**Your instructions**
Copy out exactly every line from the line containing "What's the underlying" until the records below end, inclusive of both boundary lines.

**Data for processing**
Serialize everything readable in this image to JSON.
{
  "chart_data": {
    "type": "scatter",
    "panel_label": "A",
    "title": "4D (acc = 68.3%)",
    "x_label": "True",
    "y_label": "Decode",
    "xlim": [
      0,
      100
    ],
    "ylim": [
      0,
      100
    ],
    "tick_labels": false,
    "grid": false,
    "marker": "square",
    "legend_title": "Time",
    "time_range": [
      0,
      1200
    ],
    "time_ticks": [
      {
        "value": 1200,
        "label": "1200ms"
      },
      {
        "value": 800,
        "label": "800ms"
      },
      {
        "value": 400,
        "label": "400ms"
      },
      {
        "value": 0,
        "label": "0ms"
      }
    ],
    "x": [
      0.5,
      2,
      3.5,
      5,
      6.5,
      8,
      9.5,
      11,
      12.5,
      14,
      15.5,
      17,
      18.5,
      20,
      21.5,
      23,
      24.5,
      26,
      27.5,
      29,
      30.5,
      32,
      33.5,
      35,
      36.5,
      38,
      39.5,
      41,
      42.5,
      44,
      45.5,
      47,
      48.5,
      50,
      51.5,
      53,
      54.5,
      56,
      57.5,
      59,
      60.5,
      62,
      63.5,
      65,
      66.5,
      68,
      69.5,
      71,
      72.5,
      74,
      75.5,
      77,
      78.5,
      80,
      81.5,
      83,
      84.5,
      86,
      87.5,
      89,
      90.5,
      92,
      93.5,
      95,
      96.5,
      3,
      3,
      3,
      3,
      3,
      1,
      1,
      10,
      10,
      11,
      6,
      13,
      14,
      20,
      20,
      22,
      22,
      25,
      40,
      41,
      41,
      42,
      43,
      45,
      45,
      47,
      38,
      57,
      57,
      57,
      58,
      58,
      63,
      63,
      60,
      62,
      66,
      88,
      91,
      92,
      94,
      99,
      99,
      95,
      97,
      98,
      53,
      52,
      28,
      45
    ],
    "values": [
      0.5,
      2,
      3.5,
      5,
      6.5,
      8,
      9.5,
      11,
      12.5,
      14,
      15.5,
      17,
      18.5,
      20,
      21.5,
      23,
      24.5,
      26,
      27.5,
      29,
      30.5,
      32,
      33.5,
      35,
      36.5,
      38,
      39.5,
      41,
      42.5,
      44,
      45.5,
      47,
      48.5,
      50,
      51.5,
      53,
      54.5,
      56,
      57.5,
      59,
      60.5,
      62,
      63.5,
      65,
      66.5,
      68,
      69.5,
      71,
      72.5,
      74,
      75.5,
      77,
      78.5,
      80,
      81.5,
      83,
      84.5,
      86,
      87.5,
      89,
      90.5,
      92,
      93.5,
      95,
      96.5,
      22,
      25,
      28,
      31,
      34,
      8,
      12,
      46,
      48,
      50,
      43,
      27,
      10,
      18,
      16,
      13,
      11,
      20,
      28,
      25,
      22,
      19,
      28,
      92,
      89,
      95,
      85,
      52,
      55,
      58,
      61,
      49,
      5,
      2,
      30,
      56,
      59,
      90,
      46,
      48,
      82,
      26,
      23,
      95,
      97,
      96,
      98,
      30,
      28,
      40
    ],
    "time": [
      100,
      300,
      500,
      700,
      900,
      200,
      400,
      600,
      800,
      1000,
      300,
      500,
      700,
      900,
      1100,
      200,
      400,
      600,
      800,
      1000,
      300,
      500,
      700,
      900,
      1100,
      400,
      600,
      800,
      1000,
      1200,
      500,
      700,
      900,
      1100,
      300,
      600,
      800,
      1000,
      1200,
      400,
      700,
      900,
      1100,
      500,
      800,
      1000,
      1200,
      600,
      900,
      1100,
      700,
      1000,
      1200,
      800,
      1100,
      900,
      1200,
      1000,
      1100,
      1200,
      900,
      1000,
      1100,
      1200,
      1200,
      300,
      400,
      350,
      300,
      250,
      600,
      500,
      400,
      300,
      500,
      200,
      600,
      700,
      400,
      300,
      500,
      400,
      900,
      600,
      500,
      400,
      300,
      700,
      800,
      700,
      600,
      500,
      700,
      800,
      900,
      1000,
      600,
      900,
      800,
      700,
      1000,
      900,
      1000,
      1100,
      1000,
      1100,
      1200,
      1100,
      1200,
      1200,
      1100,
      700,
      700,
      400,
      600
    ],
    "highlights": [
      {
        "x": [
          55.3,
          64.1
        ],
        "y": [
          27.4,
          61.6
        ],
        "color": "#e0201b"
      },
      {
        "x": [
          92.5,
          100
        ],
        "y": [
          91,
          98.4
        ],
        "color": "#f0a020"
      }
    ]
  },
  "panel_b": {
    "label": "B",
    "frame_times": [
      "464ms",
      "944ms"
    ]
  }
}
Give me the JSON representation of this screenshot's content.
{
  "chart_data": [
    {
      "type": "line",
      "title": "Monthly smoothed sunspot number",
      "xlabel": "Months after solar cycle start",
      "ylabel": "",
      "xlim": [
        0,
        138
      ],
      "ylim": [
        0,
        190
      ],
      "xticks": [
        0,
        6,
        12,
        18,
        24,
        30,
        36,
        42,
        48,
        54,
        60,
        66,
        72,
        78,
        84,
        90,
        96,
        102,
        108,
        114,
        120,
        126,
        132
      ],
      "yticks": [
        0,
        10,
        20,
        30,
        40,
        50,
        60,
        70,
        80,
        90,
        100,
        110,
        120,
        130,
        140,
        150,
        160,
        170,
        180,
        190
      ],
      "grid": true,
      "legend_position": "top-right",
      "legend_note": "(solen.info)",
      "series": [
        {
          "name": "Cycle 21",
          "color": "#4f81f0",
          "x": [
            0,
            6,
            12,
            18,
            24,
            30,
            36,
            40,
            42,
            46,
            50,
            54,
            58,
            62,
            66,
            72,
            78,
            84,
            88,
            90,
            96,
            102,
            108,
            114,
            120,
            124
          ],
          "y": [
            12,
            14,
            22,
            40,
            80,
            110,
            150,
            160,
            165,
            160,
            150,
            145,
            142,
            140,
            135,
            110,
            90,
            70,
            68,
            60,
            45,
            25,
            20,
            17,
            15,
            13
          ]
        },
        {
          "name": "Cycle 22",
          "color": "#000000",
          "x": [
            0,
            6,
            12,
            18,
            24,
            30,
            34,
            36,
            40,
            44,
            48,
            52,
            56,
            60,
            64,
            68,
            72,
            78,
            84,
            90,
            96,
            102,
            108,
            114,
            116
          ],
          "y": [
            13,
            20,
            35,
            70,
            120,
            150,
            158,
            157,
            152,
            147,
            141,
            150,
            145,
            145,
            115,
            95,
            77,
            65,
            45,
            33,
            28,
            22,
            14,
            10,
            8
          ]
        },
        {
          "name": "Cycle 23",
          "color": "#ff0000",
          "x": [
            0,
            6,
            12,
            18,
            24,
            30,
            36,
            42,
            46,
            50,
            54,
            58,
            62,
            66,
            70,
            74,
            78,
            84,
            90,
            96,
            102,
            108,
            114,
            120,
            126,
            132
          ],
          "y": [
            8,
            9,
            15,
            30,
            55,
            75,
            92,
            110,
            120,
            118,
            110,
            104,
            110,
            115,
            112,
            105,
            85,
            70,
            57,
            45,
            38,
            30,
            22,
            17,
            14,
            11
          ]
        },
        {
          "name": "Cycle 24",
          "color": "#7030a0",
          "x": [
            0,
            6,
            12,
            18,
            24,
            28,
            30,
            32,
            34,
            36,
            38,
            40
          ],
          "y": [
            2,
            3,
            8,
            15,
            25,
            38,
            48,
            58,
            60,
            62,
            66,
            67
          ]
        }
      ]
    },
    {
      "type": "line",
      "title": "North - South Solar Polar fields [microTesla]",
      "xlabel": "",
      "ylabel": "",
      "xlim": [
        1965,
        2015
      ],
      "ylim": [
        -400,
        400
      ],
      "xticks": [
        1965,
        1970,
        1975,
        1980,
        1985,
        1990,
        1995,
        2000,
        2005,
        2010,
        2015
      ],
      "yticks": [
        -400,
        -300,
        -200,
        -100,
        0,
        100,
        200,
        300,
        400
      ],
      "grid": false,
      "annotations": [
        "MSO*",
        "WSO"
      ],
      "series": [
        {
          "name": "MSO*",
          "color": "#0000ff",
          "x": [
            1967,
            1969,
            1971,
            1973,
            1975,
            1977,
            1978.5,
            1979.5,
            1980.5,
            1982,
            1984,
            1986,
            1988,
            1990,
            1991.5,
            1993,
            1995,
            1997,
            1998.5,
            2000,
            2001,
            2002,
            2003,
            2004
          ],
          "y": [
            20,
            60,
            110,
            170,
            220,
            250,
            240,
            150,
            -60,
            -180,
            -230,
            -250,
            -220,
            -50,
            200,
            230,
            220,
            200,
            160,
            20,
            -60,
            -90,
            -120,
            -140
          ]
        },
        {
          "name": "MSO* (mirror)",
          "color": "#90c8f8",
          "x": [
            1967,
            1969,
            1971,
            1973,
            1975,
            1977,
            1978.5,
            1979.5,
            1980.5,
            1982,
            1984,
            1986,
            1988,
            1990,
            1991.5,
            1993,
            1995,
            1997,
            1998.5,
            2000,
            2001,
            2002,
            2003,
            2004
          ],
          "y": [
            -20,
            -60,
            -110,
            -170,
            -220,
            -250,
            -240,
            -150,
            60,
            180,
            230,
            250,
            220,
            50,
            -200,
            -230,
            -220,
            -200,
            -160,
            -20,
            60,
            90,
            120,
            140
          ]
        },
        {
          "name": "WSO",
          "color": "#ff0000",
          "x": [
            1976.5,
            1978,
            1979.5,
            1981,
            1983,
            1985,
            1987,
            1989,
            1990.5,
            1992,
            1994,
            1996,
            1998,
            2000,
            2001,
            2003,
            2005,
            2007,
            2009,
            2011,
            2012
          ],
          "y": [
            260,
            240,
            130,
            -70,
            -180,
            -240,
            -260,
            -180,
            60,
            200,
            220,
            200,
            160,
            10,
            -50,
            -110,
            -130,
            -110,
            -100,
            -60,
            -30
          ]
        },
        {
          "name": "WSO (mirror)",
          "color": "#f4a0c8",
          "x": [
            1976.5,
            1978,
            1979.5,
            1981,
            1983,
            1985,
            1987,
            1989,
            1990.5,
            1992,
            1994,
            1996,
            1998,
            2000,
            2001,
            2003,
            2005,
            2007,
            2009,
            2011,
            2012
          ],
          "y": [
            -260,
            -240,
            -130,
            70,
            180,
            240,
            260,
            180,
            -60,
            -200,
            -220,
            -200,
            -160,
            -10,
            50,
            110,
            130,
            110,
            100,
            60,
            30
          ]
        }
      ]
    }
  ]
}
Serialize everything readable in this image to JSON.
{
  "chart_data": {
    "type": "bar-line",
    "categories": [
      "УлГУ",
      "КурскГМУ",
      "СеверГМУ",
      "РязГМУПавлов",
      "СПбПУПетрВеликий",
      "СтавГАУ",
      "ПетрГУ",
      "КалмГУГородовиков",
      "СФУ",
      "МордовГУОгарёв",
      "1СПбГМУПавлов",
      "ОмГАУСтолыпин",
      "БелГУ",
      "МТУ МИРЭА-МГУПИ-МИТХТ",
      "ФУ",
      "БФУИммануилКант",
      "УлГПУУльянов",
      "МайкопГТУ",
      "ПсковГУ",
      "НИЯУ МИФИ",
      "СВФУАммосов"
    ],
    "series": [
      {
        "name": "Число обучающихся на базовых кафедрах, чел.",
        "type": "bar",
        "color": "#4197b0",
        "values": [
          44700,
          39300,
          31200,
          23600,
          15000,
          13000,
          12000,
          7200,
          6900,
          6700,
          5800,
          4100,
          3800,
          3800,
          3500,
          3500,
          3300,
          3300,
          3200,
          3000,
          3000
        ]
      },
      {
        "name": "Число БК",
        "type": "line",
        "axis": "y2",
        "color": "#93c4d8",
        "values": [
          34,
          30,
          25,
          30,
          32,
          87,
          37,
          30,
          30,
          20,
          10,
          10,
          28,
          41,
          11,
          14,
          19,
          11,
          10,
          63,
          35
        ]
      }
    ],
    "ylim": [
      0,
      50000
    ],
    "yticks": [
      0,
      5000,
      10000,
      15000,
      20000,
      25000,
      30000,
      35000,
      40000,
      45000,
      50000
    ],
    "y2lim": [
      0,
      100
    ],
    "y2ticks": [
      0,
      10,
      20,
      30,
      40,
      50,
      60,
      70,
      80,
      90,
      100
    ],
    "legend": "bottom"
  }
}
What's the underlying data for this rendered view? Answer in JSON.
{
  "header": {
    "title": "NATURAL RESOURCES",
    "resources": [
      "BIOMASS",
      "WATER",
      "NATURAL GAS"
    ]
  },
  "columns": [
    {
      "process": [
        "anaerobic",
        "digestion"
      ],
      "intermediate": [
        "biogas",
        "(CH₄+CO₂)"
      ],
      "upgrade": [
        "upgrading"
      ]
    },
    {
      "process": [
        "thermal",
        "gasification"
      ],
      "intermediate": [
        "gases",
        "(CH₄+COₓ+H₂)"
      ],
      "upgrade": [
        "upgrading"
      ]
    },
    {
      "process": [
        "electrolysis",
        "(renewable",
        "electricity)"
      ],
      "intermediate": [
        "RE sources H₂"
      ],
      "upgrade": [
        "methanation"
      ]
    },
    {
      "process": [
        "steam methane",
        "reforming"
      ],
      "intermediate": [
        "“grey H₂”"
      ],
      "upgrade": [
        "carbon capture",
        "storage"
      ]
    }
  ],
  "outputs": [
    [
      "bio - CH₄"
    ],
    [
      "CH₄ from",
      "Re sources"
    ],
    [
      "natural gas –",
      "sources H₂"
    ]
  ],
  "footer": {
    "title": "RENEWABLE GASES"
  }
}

**Written answer**
What's the underlying data for this rendered view? Answer in JSON.
{
  "header": {
    "title": "NATURAL RESOURCES",
    "resources": [
      "BIOMASS",
      "WATER",
      "NATURAL GAS"
    ]
  },
  "columns": [
    {
      "process": [
        "anaerobic",
        "digestion"
      ],
      "intermediate": [
        "biogas",
        "(CH₄+CO₂)"
      ],
      "upgrade": [
        "upgrading"
      ]
    },
    {
      "process": [
        "thermal",
        "gasification"
      ],
      "intermediate": [
        "gases",
        "(CH₄+COₓ+H₂)"
      ],
      "upgrade": [
        "upgrading"
      ]
    },
    {
      "process": [
        "electrolysis",
        "(renewable",
        "electricity)"
      ],
      "intermediate": [
        "RE sources H₂"
      ],
      "upgrade": [
        "methanation"
      ]
    },
    {
      "process": [
        "steam methane",
        "reforming"
      ],
      "intermediate": [
        "“grey H₂”"
      ],
      "upgrade": [
        "carbon capture",
        "storage"
      ]
    }
  ],
  "outputs": [
    [
      "bio - CH₄"
    ],
    [
      "CH₄ from",
      "Re sources"
    ],
    [
      "natural gas –",
      "sources H₂"
    ]
  ],
  "footer": {
    "title": "RENEWABLE GASES"
  }
}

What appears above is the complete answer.